▶ Entries taken from a collection:

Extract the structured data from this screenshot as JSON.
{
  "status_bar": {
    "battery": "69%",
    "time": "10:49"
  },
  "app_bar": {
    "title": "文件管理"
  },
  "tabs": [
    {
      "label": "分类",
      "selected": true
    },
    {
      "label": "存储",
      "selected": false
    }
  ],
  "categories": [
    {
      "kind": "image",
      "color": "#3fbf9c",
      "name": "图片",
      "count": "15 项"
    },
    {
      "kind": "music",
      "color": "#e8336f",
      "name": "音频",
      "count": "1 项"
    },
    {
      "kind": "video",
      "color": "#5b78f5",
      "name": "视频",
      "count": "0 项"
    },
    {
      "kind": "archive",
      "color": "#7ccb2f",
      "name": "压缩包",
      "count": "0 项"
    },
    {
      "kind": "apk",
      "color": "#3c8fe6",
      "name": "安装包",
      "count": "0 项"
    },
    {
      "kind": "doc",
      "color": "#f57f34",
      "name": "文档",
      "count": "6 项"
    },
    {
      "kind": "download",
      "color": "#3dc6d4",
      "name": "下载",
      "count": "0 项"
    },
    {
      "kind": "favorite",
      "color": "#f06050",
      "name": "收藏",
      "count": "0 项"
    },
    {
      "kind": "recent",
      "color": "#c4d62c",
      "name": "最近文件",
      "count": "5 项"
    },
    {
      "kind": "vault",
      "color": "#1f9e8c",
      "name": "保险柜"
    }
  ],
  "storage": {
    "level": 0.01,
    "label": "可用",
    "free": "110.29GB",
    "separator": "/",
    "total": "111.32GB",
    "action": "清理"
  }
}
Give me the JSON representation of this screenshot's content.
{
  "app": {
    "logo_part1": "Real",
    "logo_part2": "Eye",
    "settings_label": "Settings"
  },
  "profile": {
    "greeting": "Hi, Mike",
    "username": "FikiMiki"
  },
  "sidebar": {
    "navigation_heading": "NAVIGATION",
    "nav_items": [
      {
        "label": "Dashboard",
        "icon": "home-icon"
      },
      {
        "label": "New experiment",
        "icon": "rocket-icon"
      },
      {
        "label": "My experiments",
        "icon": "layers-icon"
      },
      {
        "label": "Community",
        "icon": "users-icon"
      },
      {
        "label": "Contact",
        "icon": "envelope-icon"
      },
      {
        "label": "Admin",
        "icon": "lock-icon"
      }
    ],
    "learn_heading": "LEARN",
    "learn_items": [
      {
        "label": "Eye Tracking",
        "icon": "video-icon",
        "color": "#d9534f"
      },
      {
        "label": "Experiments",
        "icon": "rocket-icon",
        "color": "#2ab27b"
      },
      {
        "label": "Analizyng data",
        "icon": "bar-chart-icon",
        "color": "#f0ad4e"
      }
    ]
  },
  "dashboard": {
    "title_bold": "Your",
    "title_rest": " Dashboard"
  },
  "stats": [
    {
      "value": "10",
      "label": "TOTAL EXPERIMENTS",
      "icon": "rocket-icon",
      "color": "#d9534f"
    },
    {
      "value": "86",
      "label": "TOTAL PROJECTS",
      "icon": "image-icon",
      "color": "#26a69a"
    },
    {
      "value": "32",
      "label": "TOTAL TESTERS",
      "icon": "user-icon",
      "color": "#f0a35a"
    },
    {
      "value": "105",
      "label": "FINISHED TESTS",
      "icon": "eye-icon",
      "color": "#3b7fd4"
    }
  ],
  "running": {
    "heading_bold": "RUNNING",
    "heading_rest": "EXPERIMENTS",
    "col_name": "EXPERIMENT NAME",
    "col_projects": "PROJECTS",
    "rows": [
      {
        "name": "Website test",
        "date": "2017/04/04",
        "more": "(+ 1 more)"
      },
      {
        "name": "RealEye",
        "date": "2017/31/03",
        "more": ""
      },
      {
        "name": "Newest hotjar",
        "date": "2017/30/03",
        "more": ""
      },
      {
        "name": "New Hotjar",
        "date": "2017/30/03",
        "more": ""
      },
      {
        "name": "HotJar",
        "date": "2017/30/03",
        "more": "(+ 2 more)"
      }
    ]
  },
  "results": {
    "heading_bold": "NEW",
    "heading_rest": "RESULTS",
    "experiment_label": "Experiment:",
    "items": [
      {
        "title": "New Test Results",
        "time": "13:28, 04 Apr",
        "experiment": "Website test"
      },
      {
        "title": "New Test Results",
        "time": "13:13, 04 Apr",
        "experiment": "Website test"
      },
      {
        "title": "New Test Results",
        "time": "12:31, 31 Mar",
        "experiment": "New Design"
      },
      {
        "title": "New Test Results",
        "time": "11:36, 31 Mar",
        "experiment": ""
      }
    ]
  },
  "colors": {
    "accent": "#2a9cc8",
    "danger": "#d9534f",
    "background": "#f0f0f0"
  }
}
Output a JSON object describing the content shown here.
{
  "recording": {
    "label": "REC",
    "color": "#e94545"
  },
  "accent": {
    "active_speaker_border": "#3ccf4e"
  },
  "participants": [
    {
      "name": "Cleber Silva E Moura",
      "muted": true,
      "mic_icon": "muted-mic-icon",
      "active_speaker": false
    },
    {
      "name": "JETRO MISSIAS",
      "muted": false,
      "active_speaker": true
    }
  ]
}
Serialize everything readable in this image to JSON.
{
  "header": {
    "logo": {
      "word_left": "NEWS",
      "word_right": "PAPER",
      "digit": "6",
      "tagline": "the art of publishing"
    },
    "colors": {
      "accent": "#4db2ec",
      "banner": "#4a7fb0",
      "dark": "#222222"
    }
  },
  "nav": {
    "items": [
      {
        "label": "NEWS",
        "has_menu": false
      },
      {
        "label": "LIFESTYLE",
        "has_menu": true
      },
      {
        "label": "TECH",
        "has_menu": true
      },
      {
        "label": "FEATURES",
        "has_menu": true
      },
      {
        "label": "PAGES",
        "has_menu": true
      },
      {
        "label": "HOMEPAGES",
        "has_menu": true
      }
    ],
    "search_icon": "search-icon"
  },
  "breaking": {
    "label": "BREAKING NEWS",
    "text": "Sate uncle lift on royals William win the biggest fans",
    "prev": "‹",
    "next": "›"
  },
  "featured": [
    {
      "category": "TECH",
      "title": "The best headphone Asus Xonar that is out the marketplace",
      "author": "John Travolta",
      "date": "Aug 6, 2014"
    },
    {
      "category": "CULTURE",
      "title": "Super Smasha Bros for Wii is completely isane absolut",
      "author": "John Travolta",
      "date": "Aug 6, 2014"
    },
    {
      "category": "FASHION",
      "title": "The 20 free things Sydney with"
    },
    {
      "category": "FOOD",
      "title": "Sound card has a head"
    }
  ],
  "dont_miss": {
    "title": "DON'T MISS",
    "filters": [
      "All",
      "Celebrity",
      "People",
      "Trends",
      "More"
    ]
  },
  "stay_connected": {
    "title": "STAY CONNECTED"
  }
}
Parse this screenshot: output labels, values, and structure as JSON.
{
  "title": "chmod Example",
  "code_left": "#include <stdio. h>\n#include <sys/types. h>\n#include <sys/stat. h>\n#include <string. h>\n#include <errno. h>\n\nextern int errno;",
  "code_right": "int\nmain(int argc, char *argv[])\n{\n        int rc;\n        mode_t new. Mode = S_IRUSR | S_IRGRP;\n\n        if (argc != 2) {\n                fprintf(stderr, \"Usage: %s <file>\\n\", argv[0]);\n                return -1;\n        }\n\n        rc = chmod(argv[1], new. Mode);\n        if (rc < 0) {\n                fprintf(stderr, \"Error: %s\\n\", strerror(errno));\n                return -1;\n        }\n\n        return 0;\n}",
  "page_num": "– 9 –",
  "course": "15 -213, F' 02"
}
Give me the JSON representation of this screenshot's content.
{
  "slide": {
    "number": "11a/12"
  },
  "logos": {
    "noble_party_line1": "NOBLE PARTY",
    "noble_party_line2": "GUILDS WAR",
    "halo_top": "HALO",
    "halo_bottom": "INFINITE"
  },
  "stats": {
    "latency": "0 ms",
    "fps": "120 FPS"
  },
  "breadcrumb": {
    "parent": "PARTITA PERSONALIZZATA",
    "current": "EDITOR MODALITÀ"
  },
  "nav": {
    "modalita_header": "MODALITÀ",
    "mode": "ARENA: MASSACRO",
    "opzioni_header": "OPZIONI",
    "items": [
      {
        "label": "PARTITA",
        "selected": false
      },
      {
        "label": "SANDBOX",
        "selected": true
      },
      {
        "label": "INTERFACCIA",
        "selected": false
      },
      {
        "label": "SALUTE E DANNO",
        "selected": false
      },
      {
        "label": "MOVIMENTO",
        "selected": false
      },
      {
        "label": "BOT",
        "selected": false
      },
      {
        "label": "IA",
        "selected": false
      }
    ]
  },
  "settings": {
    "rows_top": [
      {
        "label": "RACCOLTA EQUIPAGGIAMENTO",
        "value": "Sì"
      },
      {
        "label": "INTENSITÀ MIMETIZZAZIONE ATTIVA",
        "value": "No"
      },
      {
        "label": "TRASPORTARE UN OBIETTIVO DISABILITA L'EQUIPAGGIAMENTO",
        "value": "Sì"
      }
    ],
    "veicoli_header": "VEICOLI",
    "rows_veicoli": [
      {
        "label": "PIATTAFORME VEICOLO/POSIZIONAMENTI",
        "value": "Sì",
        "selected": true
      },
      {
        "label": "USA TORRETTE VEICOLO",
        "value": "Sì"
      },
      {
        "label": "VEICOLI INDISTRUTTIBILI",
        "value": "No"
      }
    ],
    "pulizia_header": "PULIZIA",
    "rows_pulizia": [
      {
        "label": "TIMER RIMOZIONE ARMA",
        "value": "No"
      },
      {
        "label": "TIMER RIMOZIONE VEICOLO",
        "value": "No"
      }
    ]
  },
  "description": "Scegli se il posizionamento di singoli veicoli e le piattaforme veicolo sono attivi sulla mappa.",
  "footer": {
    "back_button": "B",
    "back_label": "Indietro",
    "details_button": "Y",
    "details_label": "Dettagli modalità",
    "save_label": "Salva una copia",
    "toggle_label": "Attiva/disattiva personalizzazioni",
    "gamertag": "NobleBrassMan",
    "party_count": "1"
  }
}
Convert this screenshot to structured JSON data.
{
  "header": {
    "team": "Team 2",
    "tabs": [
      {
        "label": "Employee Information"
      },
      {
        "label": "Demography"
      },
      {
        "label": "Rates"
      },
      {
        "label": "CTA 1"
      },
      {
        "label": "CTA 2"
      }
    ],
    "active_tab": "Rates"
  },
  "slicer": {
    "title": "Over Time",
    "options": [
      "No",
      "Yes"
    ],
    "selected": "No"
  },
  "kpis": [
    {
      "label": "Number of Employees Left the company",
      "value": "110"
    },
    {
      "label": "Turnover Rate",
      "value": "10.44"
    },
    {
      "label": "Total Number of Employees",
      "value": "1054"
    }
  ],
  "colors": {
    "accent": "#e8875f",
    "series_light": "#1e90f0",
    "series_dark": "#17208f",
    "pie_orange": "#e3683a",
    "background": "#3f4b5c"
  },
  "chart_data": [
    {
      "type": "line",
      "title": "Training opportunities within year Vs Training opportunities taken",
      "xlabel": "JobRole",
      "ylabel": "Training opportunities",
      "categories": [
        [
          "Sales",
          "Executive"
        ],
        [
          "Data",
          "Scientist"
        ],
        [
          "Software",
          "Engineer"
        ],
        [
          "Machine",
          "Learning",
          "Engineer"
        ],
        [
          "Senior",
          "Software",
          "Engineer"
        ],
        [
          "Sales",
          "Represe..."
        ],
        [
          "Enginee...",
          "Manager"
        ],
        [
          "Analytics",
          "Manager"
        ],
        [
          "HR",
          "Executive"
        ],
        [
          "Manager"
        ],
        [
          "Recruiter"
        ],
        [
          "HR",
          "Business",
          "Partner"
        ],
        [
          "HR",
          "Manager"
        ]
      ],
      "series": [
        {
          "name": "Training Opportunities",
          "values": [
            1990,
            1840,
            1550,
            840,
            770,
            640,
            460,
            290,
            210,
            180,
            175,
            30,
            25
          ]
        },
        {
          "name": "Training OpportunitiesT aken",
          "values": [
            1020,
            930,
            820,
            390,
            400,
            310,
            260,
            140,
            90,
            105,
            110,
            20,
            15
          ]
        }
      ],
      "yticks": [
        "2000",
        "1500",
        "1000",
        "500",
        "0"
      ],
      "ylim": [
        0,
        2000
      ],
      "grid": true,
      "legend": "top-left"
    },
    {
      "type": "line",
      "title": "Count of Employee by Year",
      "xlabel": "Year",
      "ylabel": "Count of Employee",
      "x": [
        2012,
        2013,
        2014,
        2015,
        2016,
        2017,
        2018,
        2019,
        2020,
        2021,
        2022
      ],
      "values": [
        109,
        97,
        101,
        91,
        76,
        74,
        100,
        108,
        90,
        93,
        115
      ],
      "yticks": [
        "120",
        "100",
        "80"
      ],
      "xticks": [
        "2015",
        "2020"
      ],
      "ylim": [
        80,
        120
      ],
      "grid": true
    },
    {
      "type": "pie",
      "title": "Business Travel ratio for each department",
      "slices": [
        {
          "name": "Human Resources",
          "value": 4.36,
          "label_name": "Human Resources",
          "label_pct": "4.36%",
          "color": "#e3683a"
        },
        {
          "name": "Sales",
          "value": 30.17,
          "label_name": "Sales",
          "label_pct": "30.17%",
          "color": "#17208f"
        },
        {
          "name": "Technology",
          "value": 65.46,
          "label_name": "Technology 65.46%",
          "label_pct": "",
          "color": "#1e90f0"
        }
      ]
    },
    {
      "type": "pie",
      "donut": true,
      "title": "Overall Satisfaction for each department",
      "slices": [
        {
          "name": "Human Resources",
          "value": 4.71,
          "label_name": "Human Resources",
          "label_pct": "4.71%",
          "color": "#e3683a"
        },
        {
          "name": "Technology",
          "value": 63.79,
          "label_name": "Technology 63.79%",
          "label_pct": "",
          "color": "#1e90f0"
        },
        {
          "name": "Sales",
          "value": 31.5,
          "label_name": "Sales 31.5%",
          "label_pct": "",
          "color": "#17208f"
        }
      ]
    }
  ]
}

▶ Objective:
Lines containing the word "EQUIPAGGIAMENTO" must all be returned from the material above.

▶ Solution for this task:
        "label": "RACCOLTA EQUIPAGGIAMENTO",
        "label": "TRASPORTARE UN OBIETTIVO DISABILITA L'EQUIPAGGIAMENTO",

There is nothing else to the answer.